**Tarefas escritas:**
1. No trecho sobre as defesas no processo, ao longo de quanto tempo e com quais atividades o patrimônio do Desembargador foi construído?
2. Escreva a continuação do trecho sobre as defesas no processo, começando logo após a última frase apresentada.

**Trecho do texto:**
Relativamente ao patrimônio do Desembargador, este foi construído ao longo de mais de vinte anos de perene exercício da advocacia e produção rural, sendo, por inteiro, vindo de fonte lícita.
O curso do processo demonstrará que nunca existiu venda de qualquer decisão judicial por parte do Desembargador Ronaldo Eurípedes, no mais, quanto aos fatos imputados, a defesa se manifestará nos autos.
O Desembargador segue à disposição do Superior Tribunal de Justiça e todas as autoridades que atuam no processo, como Ministério Público e Polícia Judiciária.
Luso Aurélio
O escritório Alberto Geofre Advocacia Criminal, responsável pela defesa do Sr. Luso Aurélio, esclarece que as declarações infundadas prestadas pelo Sr. Heráclito Botelho, atribuindo grave conduta criminosa a Luso Aurélio, não se sustentarão com as provas que serão, em momento oportuno, carreadas ao processo, por meio documentos e testemunhas, sendo certo que, ao final da instrução processual, restará demonstrada sua inocência, como forma de justiça.

**Linhas do conjunto:**

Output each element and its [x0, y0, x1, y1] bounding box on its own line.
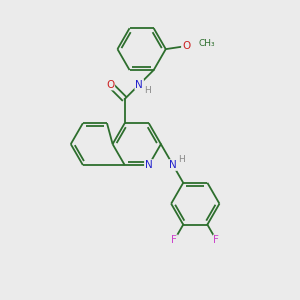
Text: N: N: [135, 80, 143, 89]
Text: F: F: [214, 235, 219, 245]
Text: O: O: [106, 80, 114, 89]
Text: N: N: [145, 160, 153, 170]
Text: O: O: [182, 41, 190, 51]
Text: CH₃: CH₃: [199, 39, 215, 48]
Text: N: N: [169, 160, 177, 170]
Text: F: F: [171, 235, 177, 245]
Text: H: H: [144, 86, 151, 95]
Text: H: H: [178, 155, 184, 164]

**Respostas esperadas:**
1. Foi construído ao longo de mais de vinte anos de exercício da advocacia e produção rural.

2.
Por outro lado, é importante registrar que o Sr. Luso Aurélio é conhecido no Tribunal de Justiça do Tocantins, local em que trabalha há 7 (sete) anos, pela sua simplicidade, pelo desempenho fiel de suas atividades e, notadamente, pela sua honestidade e respeito aos hierárquicos, tendo sequer respondido qualquer ação penal durante seus 48 anos de idade, o que se denota – no mínimo – que não seria neste momento que iria participar de atividades ilícitas para denegrir sua reputação
Carlos Roberto Pereira
A defesa lamenta muito nesse ponto de dizer que o habeas corpus tenha sido comprado, fato este já comprovado pela polícia federal e apurado minuciosamente pela polícia federal, o que ocorreu na sessão de julgamento foi um empate na votação que favoreceu o réu a época 2013. Ele foi solto e cumpriu todas as determinações da Justiça visando buscar demonstrar sua inocência. Essa situação na época surgiu por força de acusações infundadas diante do inconformismo da parte das vítimas o que compreendemos até certo ponto. Porém lamentamos tudo.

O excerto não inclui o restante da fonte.